> [Task to carry out] Check each line of the data below for the word "true", then extract the ones that have it.

> [Input]
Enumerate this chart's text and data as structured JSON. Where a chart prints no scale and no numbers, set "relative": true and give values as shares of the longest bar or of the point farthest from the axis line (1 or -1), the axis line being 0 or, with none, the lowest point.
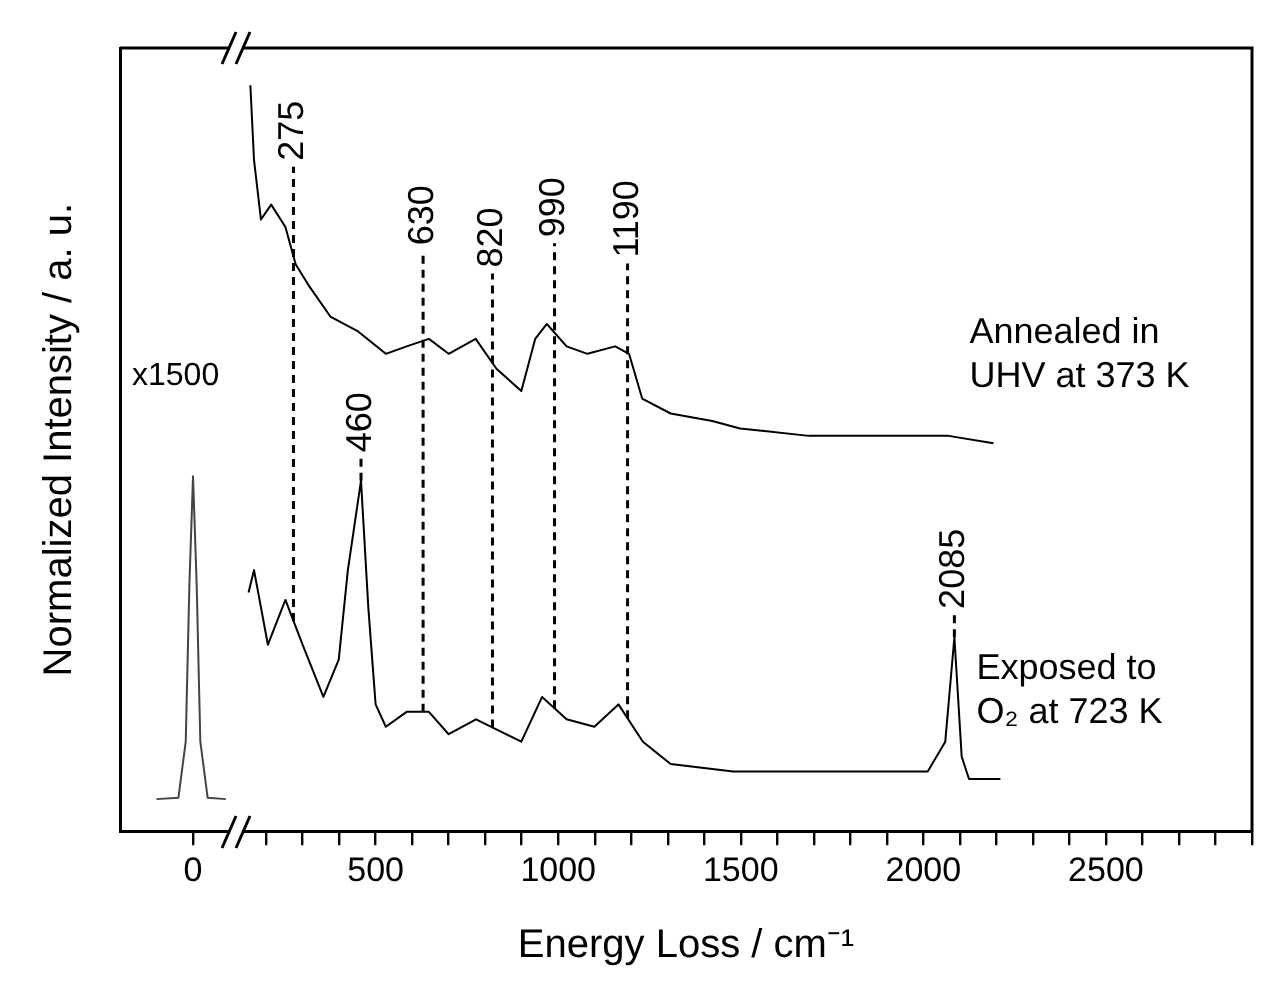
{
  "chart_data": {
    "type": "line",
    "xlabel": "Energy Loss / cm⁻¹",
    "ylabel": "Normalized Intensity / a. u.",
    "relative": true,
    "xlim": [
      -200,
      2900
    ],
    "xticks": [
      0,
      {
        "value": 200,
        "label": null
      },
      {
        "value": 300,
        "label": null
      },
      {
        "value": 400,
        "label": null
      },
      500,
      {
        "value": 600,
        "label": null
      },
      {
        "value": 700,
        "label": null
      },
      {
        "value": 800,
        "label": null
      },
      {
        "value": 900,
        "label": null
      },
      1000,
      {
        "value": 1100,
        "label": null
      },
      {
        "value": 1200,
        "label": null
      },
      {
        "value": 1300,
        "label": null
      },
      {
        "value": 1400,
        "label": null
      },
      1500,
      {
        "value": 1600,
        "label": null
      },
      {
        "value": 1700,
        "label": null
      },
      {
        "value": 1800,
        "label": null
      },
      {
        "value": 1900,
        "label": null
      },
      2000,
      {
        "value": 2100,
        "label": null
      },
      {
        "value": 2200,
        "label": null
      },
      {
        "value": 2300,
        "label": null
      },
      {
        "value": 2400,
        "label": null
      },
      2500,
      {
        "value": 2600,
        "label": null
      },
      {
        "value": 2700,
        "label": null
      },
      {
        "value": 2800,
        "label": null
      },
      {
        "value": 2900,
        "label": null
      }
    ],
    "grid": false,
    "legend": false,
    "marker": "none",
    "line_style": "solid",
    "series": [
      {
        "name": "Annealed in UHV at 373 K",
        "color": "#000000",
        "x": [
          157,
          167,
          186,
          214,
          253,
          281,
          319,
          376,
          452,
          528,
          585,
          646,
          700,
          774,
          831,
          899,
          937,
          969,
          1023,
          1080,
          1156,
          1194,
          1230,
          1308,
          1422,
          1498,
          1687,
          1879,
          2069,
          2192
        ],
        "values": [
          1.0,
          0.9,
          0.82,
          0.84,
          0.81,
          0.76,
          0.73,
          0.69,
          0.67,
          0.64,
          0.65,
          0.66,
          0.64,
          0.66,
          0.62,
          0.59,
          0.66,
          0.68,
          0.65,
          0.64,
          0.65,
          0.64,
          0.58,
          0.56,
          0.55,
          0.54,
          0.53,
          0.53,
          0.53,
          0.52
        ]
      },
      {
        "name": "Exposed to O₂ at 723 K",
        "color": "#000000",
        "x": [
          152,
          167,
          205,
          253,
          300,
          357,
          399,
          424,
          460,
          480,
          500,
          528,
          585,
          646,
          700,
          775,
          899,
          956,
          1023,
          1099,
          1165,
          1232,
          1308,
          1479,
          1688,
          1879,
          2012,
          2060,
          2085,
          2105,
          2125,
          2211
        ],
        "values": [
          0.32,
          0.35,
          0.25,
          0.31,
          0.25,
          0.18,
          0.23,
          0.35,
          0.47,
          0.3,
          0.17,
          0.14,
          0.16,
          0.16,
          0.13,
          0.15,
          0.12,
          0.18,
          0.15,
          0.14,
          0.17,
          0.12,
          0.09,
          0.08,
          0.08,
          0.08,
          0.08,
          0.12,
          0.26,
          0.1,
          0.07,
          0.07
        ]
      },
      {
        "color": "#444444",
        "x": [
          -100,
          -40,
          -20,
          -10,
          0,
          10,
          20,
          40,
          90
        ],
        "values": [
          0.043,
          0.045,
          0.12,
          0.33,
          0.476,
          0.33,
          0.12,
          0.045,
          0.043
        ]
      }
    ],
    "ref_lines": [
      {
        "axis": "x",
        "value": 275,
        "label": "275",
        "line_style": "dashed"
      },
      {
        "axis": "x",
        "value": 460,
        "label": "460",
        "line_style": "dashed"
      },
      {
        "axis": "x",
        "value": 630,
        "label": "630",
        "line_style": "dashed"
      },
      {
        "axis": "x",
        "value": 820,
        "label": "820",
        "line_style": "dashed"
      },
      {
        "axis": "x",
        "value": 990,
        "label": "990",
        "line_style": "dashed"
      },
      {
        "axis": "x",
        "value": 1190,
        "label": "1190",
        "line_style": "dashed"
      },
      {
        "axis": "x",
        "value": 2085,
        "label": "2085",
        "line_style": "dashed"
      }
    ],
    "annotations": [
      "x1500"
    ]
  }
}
--
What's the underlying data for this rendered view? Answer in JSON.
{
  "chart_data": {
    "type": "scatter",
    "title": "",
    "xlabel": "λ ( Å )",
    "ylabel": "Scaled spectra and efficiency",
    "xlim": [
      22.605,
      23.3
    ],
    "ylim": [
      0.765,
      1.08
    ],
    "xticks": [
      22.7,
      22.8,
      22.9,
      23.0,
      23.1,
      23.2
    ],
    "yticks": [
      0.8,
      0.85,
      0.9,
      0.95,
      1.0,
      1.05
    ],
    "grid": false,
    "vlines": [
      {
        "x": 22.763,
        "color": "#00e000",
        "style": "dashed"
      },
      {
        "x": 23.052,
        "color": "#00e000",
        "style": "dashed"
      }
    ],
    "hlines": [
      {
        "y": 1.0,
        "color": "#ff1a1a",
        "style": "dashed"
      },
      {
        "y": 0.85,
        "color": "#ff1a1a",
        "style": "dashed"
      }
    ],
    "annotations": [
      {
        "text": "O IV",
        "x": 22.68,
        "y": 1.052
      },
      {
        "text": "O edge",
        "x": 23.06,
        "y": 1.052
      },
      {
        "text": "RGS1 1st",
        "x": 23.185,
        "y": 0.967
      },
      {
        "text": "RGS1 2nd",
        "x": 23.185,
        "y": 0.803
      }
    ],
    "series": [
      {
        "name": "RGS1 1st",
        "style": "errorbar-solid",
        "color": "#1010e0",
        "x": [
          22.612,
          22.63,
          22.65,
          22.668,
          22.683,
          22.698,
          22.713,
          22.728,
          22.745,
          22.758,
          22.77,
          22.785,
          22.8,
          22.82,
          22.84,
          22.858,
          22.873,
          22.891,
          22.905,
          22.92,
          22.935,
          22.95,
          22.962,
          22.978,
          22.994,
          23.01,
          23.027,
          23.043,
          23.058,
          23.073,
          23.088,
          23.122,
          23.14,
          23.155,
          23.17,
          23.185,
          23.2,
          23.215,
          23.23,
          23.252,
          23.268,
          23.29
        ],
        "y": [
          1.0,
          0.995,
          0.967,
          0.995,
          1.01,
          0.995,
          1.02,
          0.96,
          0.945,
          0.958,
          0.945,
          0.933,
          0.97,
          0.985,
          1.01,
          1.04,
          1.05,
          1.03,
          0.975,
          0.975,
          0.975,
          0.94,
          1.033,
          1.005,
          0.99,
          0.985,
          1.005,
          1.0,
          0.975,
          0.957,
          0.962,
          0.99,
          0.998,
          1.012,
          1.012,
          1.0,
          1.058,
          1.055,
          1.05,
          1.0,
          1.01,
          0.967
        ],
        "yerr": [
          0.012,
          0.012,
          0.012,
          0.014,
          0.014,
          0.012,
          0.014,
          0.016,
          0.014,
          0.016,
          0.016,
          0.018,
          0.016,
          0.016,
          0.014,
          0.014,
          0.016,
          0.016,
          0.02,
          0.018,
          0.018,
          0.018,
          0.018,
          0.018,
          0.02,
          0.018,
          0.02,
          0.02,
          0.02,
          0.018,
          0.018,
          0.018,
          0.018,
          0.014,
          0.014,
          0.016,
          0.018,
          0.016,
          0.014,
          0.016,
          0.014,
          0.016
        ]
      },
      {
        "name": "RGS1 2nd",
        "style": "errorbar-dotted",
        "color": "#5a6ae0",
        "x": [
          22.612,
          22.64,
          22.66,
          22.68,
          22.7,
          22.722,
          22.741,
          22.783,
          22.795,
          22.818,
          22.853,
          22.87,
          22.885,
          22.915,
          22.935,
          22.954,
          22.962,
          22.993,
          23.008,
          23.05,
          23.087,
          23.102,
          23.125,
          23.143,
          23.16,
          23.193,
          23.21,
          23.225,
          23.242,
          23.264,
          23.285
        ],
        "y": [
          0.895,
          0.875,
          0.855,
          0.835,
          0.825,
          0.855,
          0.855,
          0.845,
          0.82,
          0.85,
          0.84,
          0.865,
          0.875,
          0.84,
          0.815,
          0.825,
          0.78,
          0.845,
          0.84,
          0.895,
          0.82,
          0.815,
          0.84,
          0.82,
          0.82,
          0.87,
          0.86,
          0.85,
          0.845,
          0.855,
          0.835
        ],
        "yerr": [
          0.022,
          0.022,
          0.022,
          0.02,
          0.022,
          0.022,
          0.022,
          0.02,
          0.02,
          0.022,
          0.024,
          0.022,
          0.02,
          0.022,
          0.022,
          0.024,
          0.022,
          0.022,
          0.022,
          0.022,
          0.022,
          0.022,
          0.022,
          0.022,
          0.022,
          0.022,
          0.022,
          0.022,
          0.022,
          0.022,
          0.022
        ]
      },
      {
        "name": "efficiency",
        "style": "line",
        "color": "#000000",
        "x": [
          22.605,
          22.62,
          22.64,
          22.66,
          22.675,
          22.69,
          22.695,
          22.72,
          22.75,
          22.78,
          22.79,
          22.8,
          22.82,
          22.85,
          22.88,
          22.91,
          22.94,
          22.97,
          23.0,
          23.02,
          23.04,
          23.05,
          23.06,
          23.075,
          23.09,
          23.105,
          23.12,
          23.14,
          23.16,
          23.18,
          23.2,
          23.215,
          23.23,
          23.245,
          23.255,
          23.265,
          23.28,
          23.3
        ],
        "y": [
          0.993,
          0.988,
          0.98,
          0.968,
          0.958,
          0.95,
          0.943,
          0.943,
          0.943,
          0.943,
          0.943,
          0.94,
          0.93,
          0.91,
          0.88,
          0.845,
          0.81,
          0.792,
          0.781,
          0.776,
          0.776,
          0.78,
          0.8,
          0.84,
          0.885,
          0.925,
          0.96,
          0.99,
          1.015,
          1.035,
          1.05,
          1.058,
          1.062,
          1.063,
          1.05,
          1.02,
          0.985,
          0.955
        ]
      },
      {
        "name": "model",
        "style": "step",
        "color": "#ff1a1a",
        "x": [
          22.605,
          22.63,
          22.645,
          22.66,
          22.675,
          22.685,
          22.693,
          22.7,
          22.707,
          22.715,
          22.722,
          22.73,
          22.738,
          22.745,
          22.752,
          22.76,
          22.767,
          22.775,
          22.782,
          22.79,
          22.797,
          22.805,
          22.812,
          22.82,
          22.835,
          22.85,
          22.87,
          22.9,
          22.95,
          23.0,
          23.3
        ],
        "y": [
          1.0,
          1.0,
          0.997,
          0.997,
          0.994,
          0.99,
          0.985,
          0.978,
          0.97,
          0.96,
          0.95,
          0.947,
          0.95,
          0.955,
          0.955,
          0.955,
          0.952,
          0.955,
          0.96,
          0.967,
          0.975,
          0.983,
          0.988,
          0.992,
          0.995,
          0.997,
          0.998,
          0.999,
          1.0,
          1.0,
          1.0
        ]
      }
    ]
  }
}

> [Output of the task]
Enumerate this chart's text and data as structured JSON. Where a chart prints no scale and no numbers, set "relative": true and give values as shares of the longest bar or of the point farthest from the axis line (1 or -1), the axis line being 0 or, with none, the lowest point.
    "relative": true,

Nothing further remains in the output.